### The data

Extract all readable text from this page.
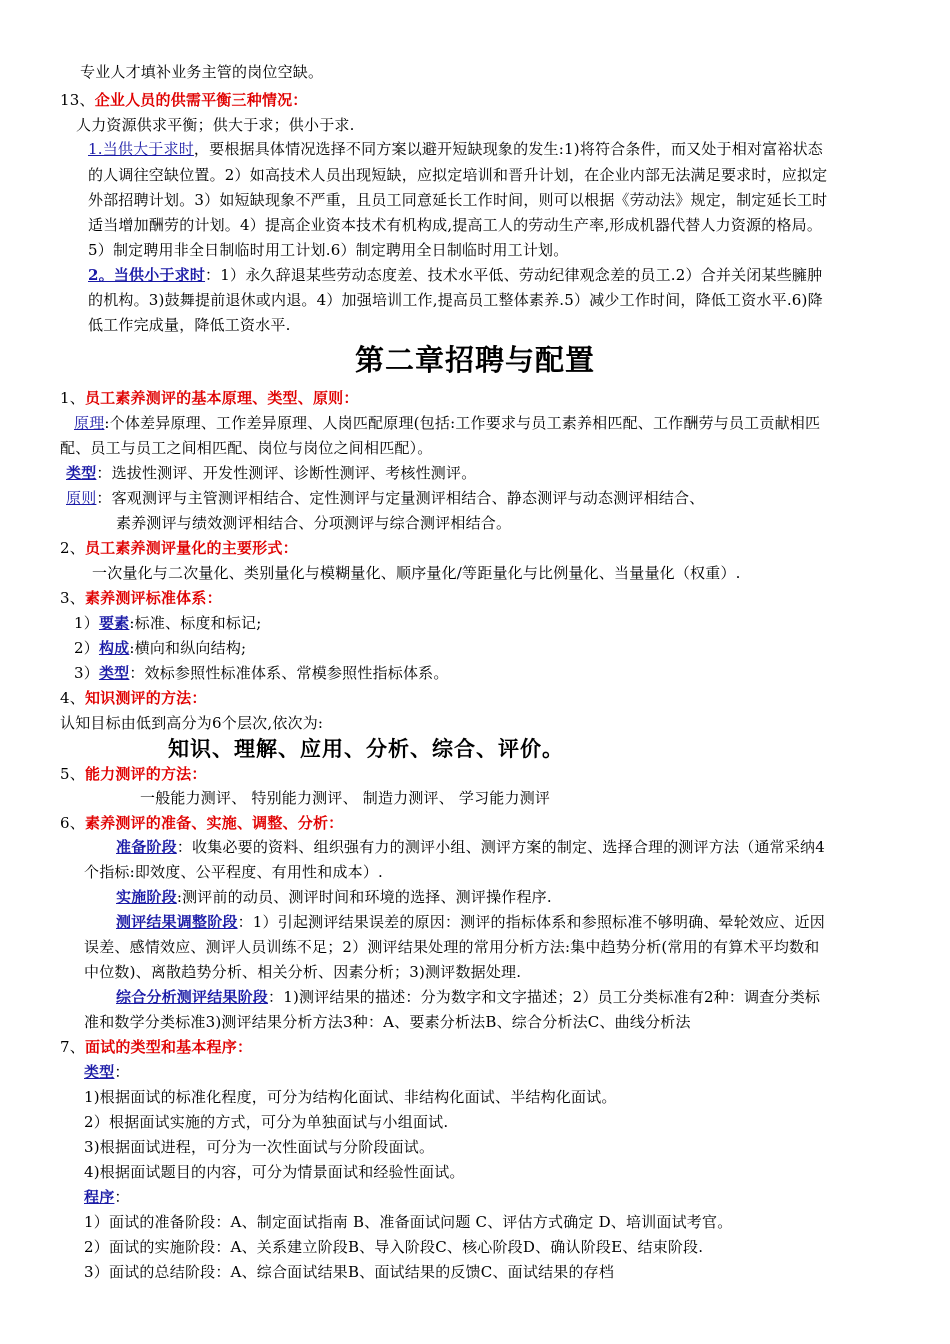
专业人才填补业务主管的岗位空缺。
13、企业人员的供需平衡三种情况：
人力资源供求平衡；供大于求；供小于求.
1.当供大于求时，要根据具体情况选择不同方案以避开短缺现象的发生:1)将符合条件，而又处于相对富裕状态
的人调往空缺位置。2）如高技术人员出现短缺，应拟定培训和晋升计划，在企业内部无法满足要求时，应拟定
外部招聘计划。3）如短缺现象不严重，且员工同意延长工作时间，则可以根据《劳动法》规定，制定延长工时
适当增加酬劳的计划。4）提高企业资本技术有机构成,提高工人的劳动生产率,形成机器代替人力资源的格局。
5）制定聘用非全日制临时用工计划.6）制定聘用全日制临时用工计划。
2。当供小于求时：1）永久辞退某些劳动态度差、技术水平低、劳动纪律观念差的员工.2）合并关闭某些臃肿
的机构。3)鼓舞提前退休或内退。4）加强培训工作,提高员工整体素养.5）减少工作时间，降低工资水平.6)降
低工作完成量，降低工资水平.
第二章招聘与配置
1、员工素养测评的基本原理、类型、原则：
原理:个体差异原理、工作差异原理、人岗匹配原理(包括:工作要求与员工素养相匹配、工作酬劳与员工贡献相匹
配、员工与员工之间相匹配、岗位与岗位之间相匹配）。
类型：选拔性测评、开发性测评、诊断性测评、考核性测评。
原则：客观测评与主管测评相结合、定性测评与定量测评相结合、静态测评与动态测评相结合、
素养测评与绩效测评相结合、分项测评与综合测评相结合。
2、员工素养测评量化的主要形式：
一次量化与二次量化、类别量化与模糊量化、顺序量化/等距量化与比例量化、当量量化（权重）.
3、素养测评标准体系：
1）要素:标准、标度和标记;
2）构成:横向和纵向结构;
3）类型：效标参照性标准体系、常模参照性指标体系。
4、知识测评的方法：
认知目标由低到高分为6个层次,依次为:
知识、理解、应用、分析、综合、评价。
5、能力测评的方法：
一般能力测评、 特别能力测评、 制造力测评、 学习能力测评
6、素养测评的准备、实施、调整、分析：
准备阶段：收集必要的资料、组织强有力的测评小组、测评方案的制定、选择合理的测评方法（通常采纳4
个指标:即效度、公平程度、有用性和成本）.
实施阶段:测评前的动员、测评时间和环境的选择、测评操作程序.
测评结果调整阶段：1）引起测评结果误差的原因：测评的指标体系和参照标准不够明确、晕轮效应、近因
误差、感情效应、测评人员训练不足；2）测评结果处理的常用分析方法:集中趋势分析(常用的有算术平均数和
中位数)、离散趋势分析、相关分析、因素分析；3)测评数据处理.
综合分析测评结果阶段：1)测评结果的描述：分为数字和文字描述；2）员工分类标准有2种：调查分类标
准和数学分类标准3)测评结果分析方法3种：A、要素分析法B、综合分析法C、曲线分析法
7、面试的类型和基本程序：
类型：
1)根据面试的标准化程度，可分为结构化面试、非结构化面试、半结构化面试。
2）根据面试实施的方式，可分为单独面试与小组面试.
3)根据面试进程，可分为一次性面试与分阶段面试。
4)根据面试题目的内容，可分为情景面试和经验性面试。
程序：
1）面试的准备阶段：A、制定面试指南 B、准备面试问题 C、评估方式确定 D、培训面试考官。
2）面试的实施阶段：A、关系建立阶段B、导入阶段C、核心阶段D、确认阶段E、结束阶段.
3）面试的总结阶段：A、综合面试结果B、面试结果的反馈C、面试结果的存档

### What you need to do
Without the pictures, output the full listing exactly as it stands.

### Right answer
Extract all readable text from this page.
专业人才填补业务主管的岗位空缺。
13、企业人员的供需平衡三种情况：
人力资源供求平衡；供大于求；供小于求.
1.当供大于求时，要根据具体情况选择不同方案以避开短缺现象的发生:1)将符合条件，而又处于相对富裕状态
的人调往空缺位置。2）如高技术人员出现短缺，应拟定培训和晋升计划，在企业内部无法满足要求时，应拟定
外部招聘计划。3）如短缺现象不严重，且员工同意延长工作时间，则可以根据《劳动法》规定，制定延长工时
适当增加酬劳的计划。4）提高企业资本技术有机构成,提高工人的劳动生产率,形成机器代替人力资源的格局。
5）制定聘用非全日制临时用工计划.6）制定聘用全日制临时用工计划。
2。当供小于求时：1）永久辞退某些劳动态度差、技术水平低、劳动纪律观念差的员工.2）合并关闭某些臃肿
的机构。3)鼓舞提前退休或内退。4）加强培训工作,提高员工整体素养.5）减少工作时间，降低工资水平.6)降
低工作完成量，降低工资水平.
第二章招聘与配置
1、员工素养测评的基本原理、类型、原则：
原理:个体差异原理、工作差异原理、人岗匹配原理(包括:工作要求与员工素养相匹配、工作酬劳与员工贡献相匹
配、员工与员工之间相匹配、岗位与岗位之间相匹配）。
类型：选拔性测评、开发性测评、诊断性测评、考核性测评。
原则：客观测评与主管测评相结合、定性测评与定量测评相结合、静态测评与动态测评相结合、
素养测评与绩效测评相结合、分项测评与综合测评相结合。
2、员工素养测评量化的主要形式：
一次量化与二次量化、类别量化与模糊量化、顺序量化/等距量化与比例量化、当量量化（权重）.
3、素养测评标准体系：
1）要素:标准、标度和标记;
2）构成:横向和纵向结构;
3）类型：效标参照性标准体系、常模参照性指标体系。
4、知识测评的方法：
认知目标由低到高分为6个层次,依次为:
知识、理解、应用、分析、综合、评价。
5、能力测评的方法：
一般能力测评、 特别能力测评、 制造力测评、 学习能力测评
6、素养测评的准备、实施、调整、分析：
准备阶段：收集必要的资料、组织强有力的测评小组、测评方案的制定、选择合理的测评方法（通常采纳4
个指标:即效度、公平程度、有用性和成本）.
实施阶段:测评前的动员、测评时间和环境的选择、测评操作程序.
测评结果调整阶段：1）引起测评结果误差的原因：测评的指标体系和参照标准不够明确、晕轮效应、近因
误差、感情效应、测评人员训练不足；2）测评结果处理的常用分析方法:集中趋势分析(常用的有算术平均数和
中位数)、离散趋势分析、相关分析、因素分析；3)测评数据处理.
综合分析测评结果阶段：1)测评结果的描述：分为数字和文字描述；2）员工分类标准有2种：调查分类标
准和数学分类标准3)测评结果分析方法3种：A、要素分析法B、综合分析法C、曲线分析法
7、面试的类型和基本程序：
类型：
1)根据面试的标准化程度，可分为结构化面试、非结构化面试、半结构化面试。
2）根据面试实施的方式，可分为单独面试与小组面试.
3)根据面试进程，可分为一次性面试与分阶段面试。
4)根据面试题目的内容，可分为情景面试和经验性面试。
程序：
1）面试的准备阶段：A、制定面试指南 B、准备面试问题 C、评估方式确定 D、培训面试考官。
2）面试的实施阶段：A、关系建立阶段B、导入阶段C、核心阶段D、确认阶段E、结束阶段.
3）面试的总结阶段：A、综合面试结果B、面试结果的反馈C、面试结果的存档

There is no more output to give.